* Problem to solve *
List each line in which the string "this" appears.

* Input material *

Begin

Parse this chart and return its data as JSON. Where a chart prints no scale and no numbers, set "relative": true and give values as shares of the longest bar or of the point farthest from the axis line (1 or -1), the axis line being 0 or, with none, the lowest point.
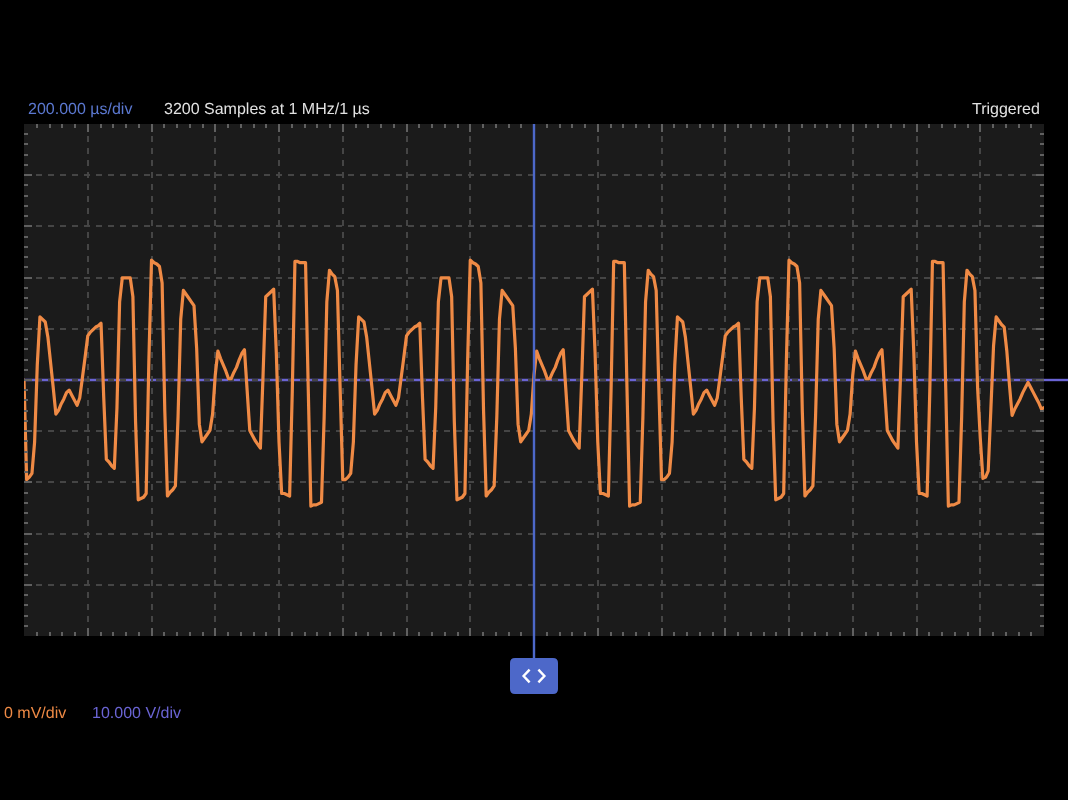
{
  "chart_data": {
    "type": "line",
    "categories": [
      null,
      null,
      null,
      null,
      null,
      null,
      null,
      null,
      null,
      null,
      null,
      null,
      null,
      null,
      null,
      null,
      null,
      null,
      null,
      null,
      null,
      null,
      null,
      null,
      null,
      null,
      null,
      null,
      null,
      null,
      null,
      null,
      null,
      null,
      null,
      null,
      null,
      null,
      null,
      null,
      null,
      null,
      null,
      null,
      null,
      null,
      null,
      null,
      null,
      null,
      null,
      null,
      null,
      null,
      null,
      null,
      null,
      null,
      null,
      null,
      null,
      null,
      null,
      null,
      null,
      null,
      null,
      null,
      null,
      null,
      null,
      null,
      null,
      null,
      null,
      null,
      null,
      null,
      null,
      null,
      null,
      null,
      null,
      null,
      null,
      null,
      null,
      null,
      null,
      null,
      null,
      null,
      null,
      null,
      null,
      null,
      null,
      null,
      null,
      null,
      null,
      null,
      null,
      null,
      null,
      null,
      null,
      null,
      null,
      null,
      null,
      null,
      null,
      null,
      null,
      null,
      null,
      null,
      null,
      null,
      null,
      null,
      null,
      null,
      null,
      null,
      null,
      null,
      null,
      null,
      null,
      null,
      null,
      null,
      null,
      null,
      null,
      null,
      null,
      null,
      null,
      null,
      null,
      null,
      null,
      null,
      null,
      null,
      null,
      null,
      null,
      null,
      null,
      null,
      null,
      null,
      null,
      null,
      null,
      null,
      null,
      null,
      null,
      null,
      null,
      null,
      null,
      null,
      null,
      null,
      null,
      null,
      null,
      null,
      null,
      null,
      null,
      null,
      null,
      null,
      null,
      null,
      null,
      null,
      null,
      null,
      null,
      null,
      null,
      null,
      null,
      null,
      null,
      null,
      null,
      null,
      null,
      null,
      null,
      null,
      null,
      null,
      null,
      null,
      null,
      null,
      null,
      null,
      null,
      null,
      null,
      null,
      null,
      null,
      null,
      null,
      null,
      null,
      null,
      null,
      null,
      null,
      null,
      null,
      null,
      null,
      null,
      null,
      null,
      null,
      null,
      null,
      null,
      null,
      null,
      null,
      null,
      null,
      null,
      null,
      null,
      null,
      null,
      null,
      null,
      null,
      null,
      null,
      null,
      null,
      null,
      null,
      null,
      null,
      null,
      null,
      null,
      null,
      null,
      null,
      null,
      null,
      null,
      null,
      null,
      null,
      null,
      null,
      null,
      null,
      null,
      null,
      null,
      null,
      null,
      null,
      null,
      null,
      null,
      null,
      null,
      null,
      null,
      null,
      null,
      null,
      null,
      null,
      null,
      null,
      null,
      null,
      null,
      null,
      null,
      null,
      null,
      null,
      null,
      null,
      null,
      null,
      null,
      null,
      null,
      null,
      null,
      null,
      null,
      null,
      null,
      null,
      null,
      null,
      null,
      null,
      null,
      null,
      null,
      null,
      null,
      null,
      null,
      null,
      null,
      null,
      null,
      null,
      null,
      null,
      null,
      null,
      null,
      null,
      null,
      null,
      null,
      null,
      null,
      null,
      null,
      null,
      null,
      null,
      null,
      null,
      null,
      null,
      null,
      null,
      null,
      null,
      null,
      null,
      null,
      null,
      null,
      null,
      null,
      null,
      null,
      null,
      null,
      null,
      null,
      null,
      null,
      null,
      null,
      null,
      null,
      null,
      null,
      null,
      null,
      null,
      null,
      null,
      null,
      null,
      null,
      null,
      null,
      null,
      null
    ],
    "series": [
      {
        "color": "#ef8a45",
        "values": [
          0.0,
          -0.79,
          -0.77,
          -0.74,
          -0.49,
          0.12,
          0.5,
          0.48,
          0.46,
          0.34,
          0.14,
          -0.06,
          -0.27,
          -0.24,
          -0.19,
          -0.15,
          -0.1,
          -0.08,
          -0.12,
          -0.16,
          -0.2,
          -0.14,
          0.02,
          0.18,
          0.35,
          0.38,
          0.4,
          0.42,
          0.43,
          0.45,
          -0.13,
          -0.63,
          -0.65,
          -0.68,
          -0.7,
          -0.22,
          0.62,
          0.81,
          0.81,
          0.81,
          0.81,
          0.66,
          -0.33,
          -0.95,
          -0.94,
          -0.93,
          -0.9,
          0.14,
          0.95,
          0.93,
          0.92,
          0.9,
          0.77,
          -0.24,
          -0.92,
          -0.89,
          -0.87,
          -0.84,
          -0.29,
          0.48,
          0.71,
          0.68,
          0.65,
          0.62,
          0.59,
          0.25,
          -0.35,
          -0.49,
          -0.46,
          -0.43,
          -0.4,
          -0.27,
          0.04,
          0.23,
          0.17,
          0.12,
          0.07,
          0.01,
          0.01,
          0.06,
          0.1,
          0.16,
          0.21,
          0.24,
          -0.08,
          -0.4,
          -0.44,
          -0.48,
          -0.51,
          -0.54,
          0.04,
          0.66,
          0.68,
          0.7,
          0.72,
          0.21,
          -0.49,
          -0.9,
          -0.9,
          -0.91,
          -0.92,
          -0.09,
          0.94,
          0.94,
          0.93,
          0.93,
          0.93,
          -0.06,
          -1.0,
          -0.99,
          -0.99,
          -0.98,
          -0.97,
          -0.29,
          0.62,
          0.87,
          0.84,
          0.82,
          0.71,
          -0.06,
          -0.79,
          -0.79,
          -0.77,
          -0.74,
          -0.49,
          0.12,
          0.5,
          0.48,
          0.46,
          0.34,
          0.14,
          -0.06,
          -0.27,
          -0.24,
          -0.19,
          -0.15,
          -0.1,
          -0.08,
          -0.12,
          -0.16,
          -0.2,
          -0.14,
          0.02,
          0.18,
          0.35,
          0.38,
          0.4,
          0.42,
          0.43,
          0.45,
          -0.13,
          -0.63,
          -0.65,
          -0.68,
          -0.7,
          -0.22,
          0.62,
          0.81,
          0.81,
          0.81,
          0.81,
          0.66,
          -0.33,
          -0.95,
          -0.94,
          -0.93,
          -0.9,
          0.14,
          0.95,
          0.93,
          0.92,
          0.9,
          0.77,
          -0.24,
          -0.92,
          -0.89,
          -0.87,
          -0.84,
          -0.29,
          0.48,
          0.71,
          0.68,
          0.65,
          0.62,
          0.59,
          0.25,
          -0.35,
          -0.49,
          -0.46,
          -0.43,
          -0.4,
          -0.27,
          0.04,
          0.23,
          0.17,
          0.12,
          0.07,
          0.01,
          0.01,
          0.06,
          0.1,
          0.16,
          0.21,
          0.24,
          -0.08,
          -0.4,
          -0.44,
          -0.48,
          -0.51,
          -0.54,
          0.04,
          0.66,
          0.68,
          0.7,
          0.72,
          0.21,
          -0.49,
          -0.9,
          -0.9,
          -0.91,
          -0.92,
          -0.09,
          0.94,
          0.94,
          0.93,
          0.93,
          0.93,
          -0.06,
          -1.0,
          -0.99,
          -0.99,
          -0.98,
          -0.97,
          -0.29,
          0.62,
          0.87,
          0.84,
          0.82,
          0.71,
          -0.06,
          -0.79,
          -0.79,
          -0.77,
          -0.74,
          -0.49,
          0.12,
          0.5,
          0.48,
          0.46,
          0.34,
          0.14,
          -0.06,
          -0.27,
          -0.24,
          -0.19,
          -0.15,
          -0.1,
          -0.08,
          -0.12,
          -0.16,
          -0.2,
          -0.14,
          0.02,
          0.18,
          0.35,
          0.38,
          0.4,
          0.42,
          0.43,
          0.45,
          -0.13,
          -0.63,
          -0.65,
          -0.68,
          -0.7,
          -0.22,
          0.62,
          0.81,
          0.81,
          0.81,
          0.81,
          0.66,
          -0.33,
          -0.95,
          -0.94,
          -0.93,
          -0.9,
          0.14,
          0.95,
          0.93,
          0.92,
          0.9,
          0.77,
          -0.24,
          -0.92,
          -0.89,
          -0.87,
          -0.84,
          -0.29,
          0.48,
          0.71,
          0.68,
          0.65,
          0.62,
          0.59,
          0.25,
          -0.35,
          -0.49,
          -0.46,
          -0.43,
          -0.4,
          -0.27,
          0.04,
          0.23,
          0.17,
          0.12,
          0.07,
          0.01,
          0.01,
          0.06,
          0.1,
          0.16,
          0.21,
          0.24,
          -0.08,
          -0.4,
          -0.44,
          -0.48,
          -0.51,
          -0.54,
          0.04,
          0.66,
          0.68,
          0.7,
          0.72,
          0.21,
          -0.49,
          -0.9,
          -0.9,
          -0.91,
          -0.92,
          -0.09,
          0.94,
          0.94,
          0.93,
          0.93,
          0.93,
          -0.06,
          -1.0,
          -0.99,
          -0.99,
          -0.98,
          -0.97,
          -0.29,
          0.62,
          0.87,
          0.84,
          0.82,
          0.71,
          -0.06,
          -0.46,
          -0.78,
          -0.77,
          -0.72,
          -0.23,
          0.27,
          0.5,
          0.47,
          0.44,
          0.42,
          0.23,
          -0.04,
          -0.28,
          -0.23,
          -0.19,
          -0.15,
          -0.1,
          -0.06,
          -0.02,
          -0.06,
          -0.1,
          -0.14,
          -0.18,
          -0.23,
          -0.22
        ]
      }
    ],
    "relative": true,
    "grid": true,
    "ref_lines": [
      {
        "axis": "y",
        "value": 0,
        "color": "#6a64d4"
      }
    ],
    "annotations": [
      "200.000 µs/div",
      "3200 Samples at 1 MHz/1 µs",
      "Triggered",
      "0 mV/div",
      "10.000 V/div"
    ]
  }
}
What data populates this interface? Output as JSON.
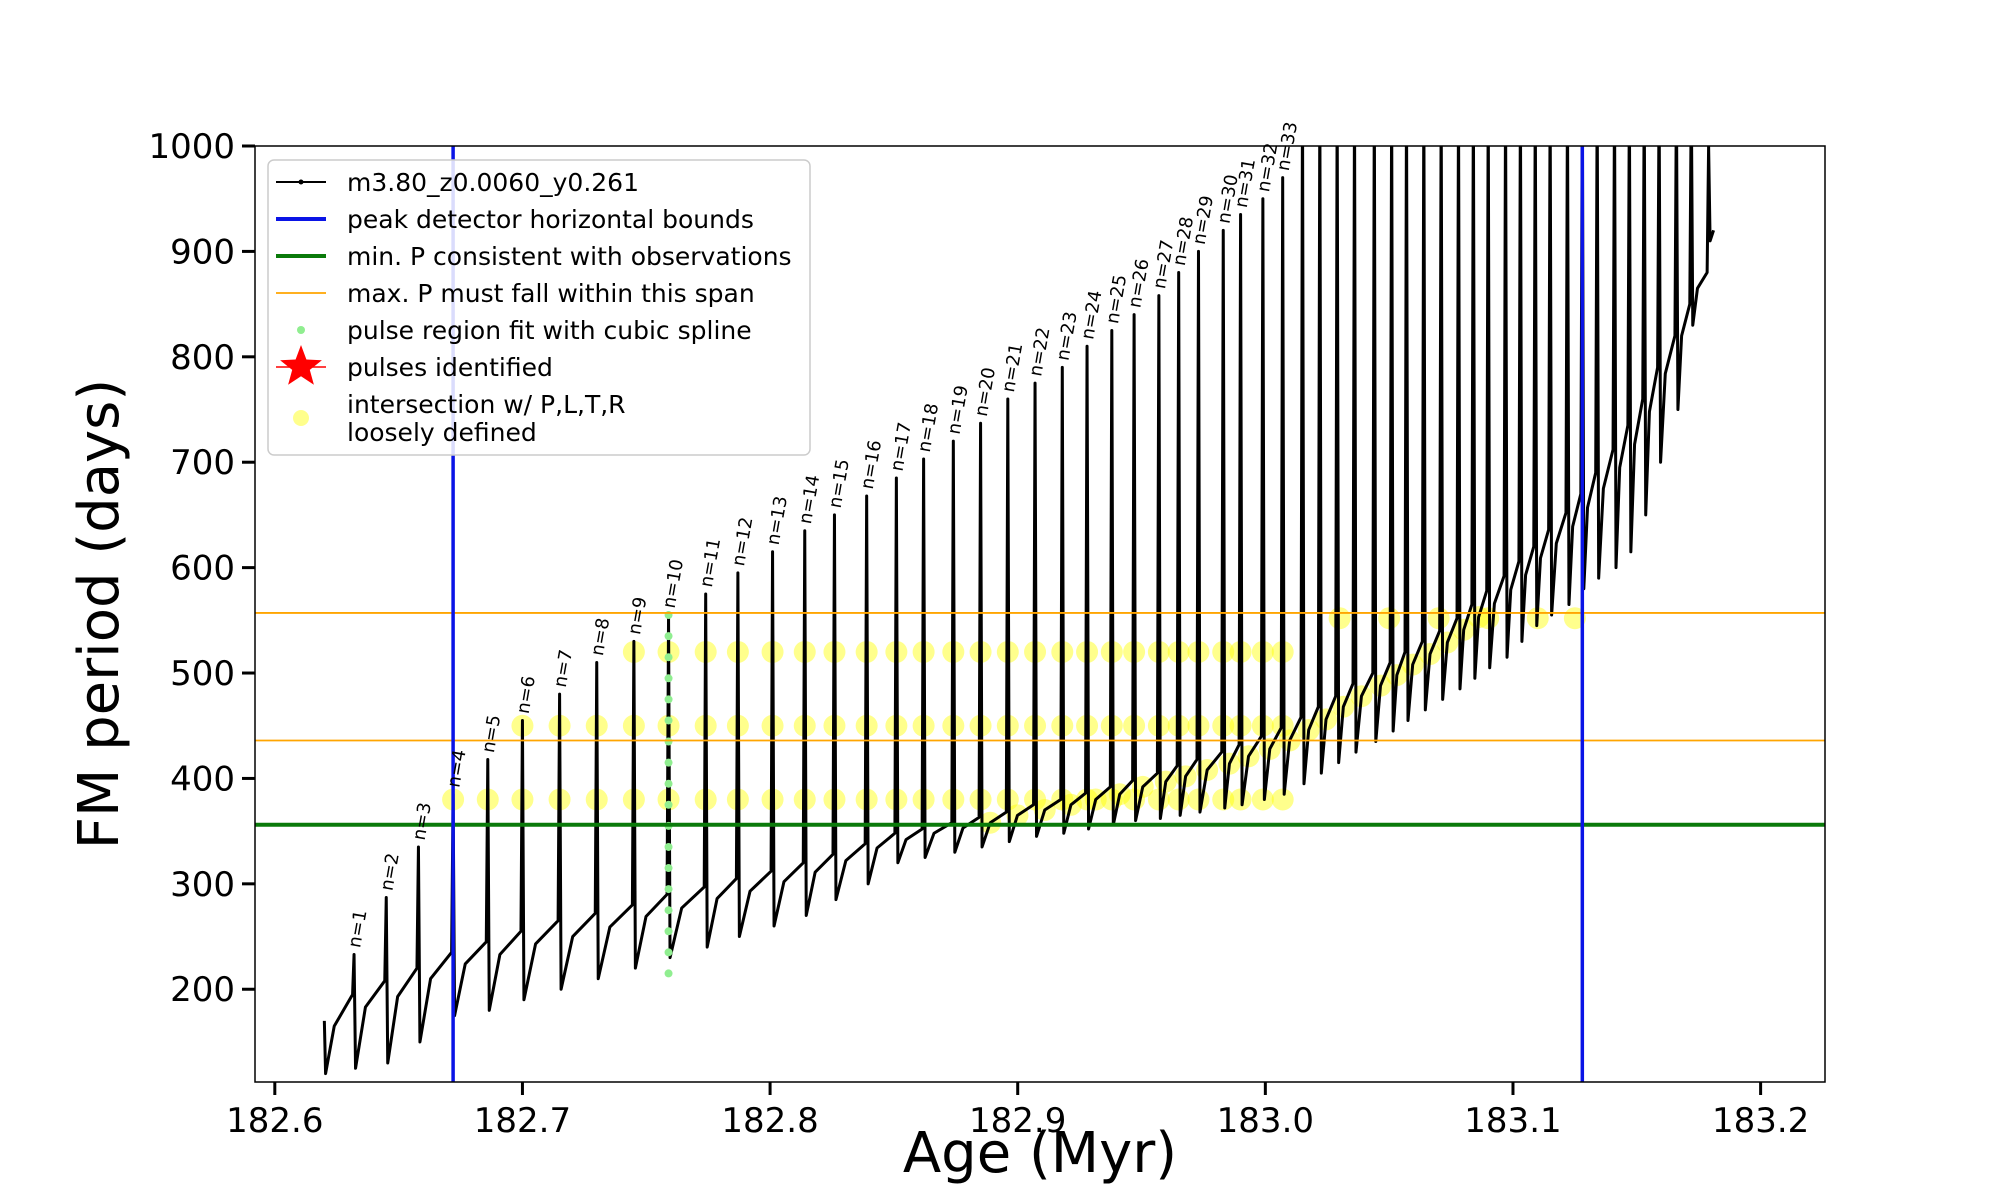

End

* Worked answer *
Parse this chart and return its data as JSON. Where a chart prints no scale and no numbers, set "relative": true and give values as shares of the longest bar or of the point farthest from the axis line (1 or -1), the axis line being 0 or, with none, the lowest point.
What data populates this interface? Output as JSON.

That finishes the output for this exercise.